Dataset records

----

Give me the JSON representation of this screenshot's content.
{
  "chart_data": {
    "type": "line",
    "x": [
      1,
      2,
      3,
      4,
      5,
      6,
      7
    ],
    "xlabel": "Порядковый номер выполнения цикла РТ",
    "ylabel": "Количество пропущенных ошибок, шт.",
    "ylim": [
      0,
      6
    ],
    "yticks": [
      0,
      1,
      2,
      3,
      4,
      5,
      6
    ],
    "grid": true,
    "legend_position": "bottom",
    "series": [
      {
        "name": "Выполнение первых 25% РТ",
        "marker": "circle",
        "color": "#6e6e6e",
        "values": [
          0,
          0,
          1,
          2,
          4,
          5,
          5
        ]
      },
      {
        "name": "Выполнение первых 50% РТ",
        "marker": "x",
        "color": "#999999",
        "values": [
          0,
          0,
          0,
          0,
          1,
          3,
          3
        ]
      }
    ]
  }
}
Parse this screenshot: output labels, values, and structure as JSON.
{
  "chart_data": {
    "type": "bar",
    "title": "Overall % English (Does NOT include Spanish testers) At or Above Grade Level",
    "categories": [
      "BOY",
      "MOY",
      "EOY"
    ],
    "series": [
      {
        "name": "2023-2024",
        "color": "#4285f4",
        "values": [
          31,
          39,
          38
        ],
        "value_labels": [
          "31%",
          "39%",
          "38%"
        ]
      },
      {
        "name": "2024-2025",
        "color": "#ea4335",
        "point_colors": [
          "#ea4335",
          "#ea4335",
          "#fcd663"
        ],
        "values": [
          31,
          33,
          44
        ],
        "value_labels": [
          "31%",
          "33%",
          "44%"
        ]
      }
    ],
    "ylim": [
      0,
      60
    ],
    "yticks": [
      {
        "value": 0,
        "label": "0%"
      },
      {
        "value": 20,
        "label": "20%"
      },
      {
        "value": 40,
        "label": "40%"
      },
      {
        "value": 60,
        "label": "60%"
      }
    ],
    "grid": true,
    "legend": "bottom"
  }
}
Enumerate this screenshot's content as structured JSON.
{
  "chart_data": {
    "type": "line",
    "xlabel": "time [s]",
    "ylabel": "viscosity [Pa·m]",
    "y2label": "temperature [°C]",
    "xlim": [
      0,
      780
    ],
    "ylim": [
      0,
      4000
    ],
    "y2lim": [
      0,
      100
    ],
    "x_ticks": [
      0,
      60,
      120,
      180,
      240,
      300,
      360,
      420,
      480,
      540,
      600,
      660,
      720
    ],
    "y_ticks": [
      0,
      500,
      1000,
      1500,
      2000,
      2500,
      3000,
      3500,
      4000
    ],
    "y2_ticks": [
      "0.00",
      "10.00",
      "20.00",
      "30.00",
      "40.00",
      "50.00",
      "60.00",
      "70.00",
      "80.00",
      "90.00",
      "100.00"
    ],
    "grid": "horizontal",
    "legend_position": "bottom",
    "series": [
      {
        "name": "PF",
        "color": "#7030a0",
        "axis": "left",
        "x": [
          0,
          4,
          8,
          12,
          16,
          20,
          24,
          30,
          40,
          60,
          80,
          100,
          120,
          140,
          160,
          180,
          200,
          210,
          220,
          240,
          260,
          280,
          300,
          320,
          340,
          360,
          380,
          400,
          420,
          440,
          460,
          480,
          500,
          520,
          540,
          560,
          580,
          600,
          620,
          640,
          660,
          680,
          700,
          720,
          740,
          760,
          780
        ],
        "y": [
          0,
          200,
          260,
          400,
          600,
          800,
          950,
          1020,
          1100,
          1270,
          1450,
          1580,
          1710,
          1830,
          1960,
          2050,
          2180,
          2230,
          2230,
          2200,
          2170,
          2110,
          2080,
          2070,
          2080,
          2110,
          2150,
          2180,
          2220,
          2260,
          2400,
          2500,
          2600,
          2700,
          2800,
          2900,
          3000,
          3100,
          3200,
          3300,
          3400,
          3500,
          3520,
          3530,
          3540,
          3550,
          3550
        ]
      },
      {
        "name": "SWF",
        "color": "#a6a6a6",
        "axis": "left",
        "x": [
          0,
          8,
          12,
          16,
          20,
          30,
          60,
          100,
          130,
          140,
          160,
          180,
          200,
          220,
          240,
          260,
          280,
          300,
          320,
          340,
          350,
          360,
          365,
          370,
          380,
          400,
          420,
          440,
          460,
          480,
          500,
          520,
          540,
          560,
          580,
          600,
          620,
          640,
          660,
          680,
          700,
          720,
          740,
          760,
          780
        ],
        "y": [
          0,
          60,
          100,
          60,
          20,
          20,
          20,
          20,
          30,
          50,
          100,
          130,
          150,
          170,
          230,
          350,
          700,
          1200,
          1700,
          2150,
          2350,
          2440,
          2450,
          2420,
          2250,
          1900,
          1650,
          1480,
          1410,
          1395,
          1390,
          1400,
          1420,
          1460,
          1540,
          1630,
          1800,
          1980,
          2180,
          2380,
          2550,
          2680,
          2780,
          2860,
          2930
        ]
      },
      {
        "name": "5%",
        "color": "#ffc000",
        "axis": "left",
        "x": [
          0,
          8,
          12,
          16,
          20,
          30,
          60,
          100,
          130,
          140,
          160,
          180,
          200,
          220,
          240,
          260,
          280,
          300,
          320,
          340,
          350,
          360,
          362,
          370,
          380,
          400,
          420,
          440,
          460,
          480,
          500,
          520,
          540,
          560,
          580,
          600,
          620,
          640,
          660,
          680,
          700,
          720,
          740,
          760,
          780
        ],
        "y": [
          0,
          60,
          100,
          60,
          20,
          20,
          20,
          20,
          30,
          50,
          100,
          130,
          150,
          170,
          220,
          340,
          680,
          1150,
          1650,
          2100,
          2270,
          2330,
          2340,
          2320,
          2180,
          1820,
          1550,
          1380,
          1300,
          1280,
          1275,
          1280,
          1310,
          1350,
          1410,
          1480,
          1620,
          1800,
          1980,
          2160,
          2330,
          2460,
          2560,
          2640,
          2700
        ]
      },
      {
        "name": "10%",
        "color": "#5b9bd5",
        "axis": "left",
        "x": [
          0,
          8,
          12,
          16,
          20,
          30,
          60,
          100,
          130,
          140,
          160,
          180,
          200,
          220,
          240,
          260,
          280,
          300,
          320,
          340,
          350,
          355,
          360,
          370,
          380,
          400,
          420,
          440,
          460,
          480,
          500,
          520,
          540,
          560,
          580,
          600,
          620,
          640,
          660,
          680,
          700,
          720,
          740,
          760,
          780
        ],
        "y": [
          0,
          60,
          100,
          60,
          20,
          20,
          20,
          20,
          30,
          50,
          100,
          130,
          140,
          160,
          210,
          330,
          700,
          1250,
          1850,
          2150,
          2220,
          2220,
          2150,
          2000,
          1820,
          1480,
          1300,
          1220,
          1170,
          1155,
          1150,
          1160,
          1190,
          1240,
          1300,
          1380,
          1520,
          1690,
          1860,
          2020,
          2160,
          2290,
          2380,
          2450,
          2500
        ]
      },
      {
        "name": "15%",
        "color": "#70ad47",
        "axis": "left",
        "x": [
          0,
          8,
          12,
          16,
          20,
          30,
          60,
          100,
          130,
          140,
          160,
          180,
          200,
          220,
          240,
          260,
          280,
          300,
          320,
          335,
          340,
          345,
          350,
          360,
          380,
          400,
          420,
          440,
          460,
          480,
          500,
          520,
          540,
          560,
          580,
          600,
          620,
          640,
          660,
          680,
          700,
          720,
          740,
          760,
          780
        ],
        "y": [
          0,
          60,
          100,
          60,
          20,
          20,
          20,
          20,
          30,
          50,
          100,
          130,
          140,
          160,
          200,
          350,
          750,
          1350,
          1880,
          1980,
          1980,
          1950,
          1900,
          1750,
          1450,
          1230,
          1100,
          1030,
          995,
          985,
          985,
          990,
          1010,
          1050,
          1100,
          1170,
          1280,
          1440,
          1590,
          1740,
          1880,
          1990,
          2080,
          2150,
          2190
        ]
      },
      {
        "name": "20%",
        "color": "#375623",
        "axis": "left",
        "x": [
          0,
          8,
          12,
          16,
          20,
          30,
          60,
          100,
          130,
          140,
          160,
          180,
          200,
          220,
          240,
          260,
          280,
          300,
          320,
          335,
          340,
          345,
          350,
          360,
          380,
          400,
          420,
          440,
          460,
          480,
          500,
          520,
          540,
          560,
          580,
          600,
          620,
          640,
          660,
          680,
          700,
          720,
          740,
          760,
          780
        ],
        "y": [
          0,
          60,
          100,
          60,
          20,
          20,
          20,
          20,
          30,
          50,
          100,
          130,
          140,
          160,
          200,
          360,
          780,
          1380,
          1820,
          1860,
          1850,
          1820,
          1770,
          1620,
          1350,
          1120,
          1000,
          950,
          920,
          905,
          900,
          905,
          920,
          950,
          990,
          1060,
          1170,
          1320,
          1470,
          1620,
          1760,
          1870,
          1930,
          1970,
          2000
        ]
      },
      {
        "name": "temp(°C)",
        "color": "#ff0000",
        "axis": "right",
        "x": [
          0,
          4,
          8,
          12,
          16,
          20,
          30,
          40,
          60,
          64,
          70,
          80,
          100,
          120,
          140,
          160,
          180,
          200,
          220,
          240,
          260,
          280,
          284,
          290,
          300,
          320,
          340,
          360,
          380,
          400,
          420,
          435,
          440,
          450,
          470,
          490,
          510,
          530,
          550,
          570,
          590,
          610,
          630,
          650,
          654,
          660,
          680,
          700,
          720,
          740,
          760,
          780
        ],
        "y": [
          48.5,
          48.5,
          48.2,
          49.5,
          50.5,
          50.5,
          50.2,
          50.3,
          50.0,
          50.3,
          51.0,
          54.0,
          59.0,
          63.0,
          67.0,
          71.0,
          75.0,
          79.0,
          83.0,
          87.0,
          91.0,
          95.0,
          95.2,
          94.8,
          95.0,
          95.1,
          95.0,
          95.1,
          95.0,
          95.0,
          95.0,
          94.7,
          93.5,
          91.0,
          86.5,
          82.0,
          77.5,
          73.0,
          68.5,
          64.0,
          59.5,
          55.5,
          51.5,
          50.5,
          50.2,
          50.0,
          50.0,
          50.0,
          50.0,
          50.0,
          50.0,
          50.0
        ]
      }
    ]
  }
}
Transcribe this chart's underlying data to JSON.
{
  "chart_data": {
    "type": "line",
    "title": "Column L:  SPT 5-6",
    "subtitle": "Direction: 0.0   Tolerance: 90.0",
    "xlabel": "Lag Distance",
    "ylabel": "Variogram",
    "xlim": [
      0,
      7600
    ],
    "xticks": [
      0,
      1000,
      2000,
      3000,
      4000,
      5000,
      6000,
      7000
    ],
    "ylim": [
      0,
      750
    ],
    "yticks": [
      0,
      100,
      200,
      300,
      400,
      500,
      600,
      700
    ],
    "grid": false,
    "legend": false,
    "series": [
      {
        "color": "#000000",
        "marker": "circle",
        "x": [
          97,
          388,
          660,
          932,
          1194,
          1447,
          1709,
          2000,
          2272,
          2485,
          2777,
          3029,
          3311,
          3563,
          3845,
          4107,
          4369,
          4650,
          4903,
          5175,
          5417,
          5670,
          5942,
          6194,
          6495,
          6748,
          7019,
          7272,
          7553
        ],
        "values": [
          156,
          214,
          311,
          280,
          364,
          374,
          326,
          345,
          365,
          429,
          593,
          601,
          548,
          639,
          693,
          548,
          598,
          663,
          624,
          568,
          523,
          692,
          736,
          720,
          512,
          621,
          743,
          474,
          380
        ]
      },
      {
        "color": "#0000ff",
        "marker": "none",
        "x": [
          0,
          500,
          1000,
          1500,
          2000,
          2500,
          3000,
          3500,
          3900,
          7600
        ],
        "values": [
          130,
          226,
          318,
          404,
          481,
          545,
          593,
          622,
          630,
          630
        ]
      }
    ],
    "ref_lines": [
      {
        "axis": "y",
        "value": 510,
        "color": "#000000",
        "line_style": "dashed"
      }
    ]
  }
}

----

Request. Take each line containing the string "content" and copy it out.

Expected answer.
Give me the JSON representation of this screenshot's content.
Enumerate this screenshot's content as structured JSON.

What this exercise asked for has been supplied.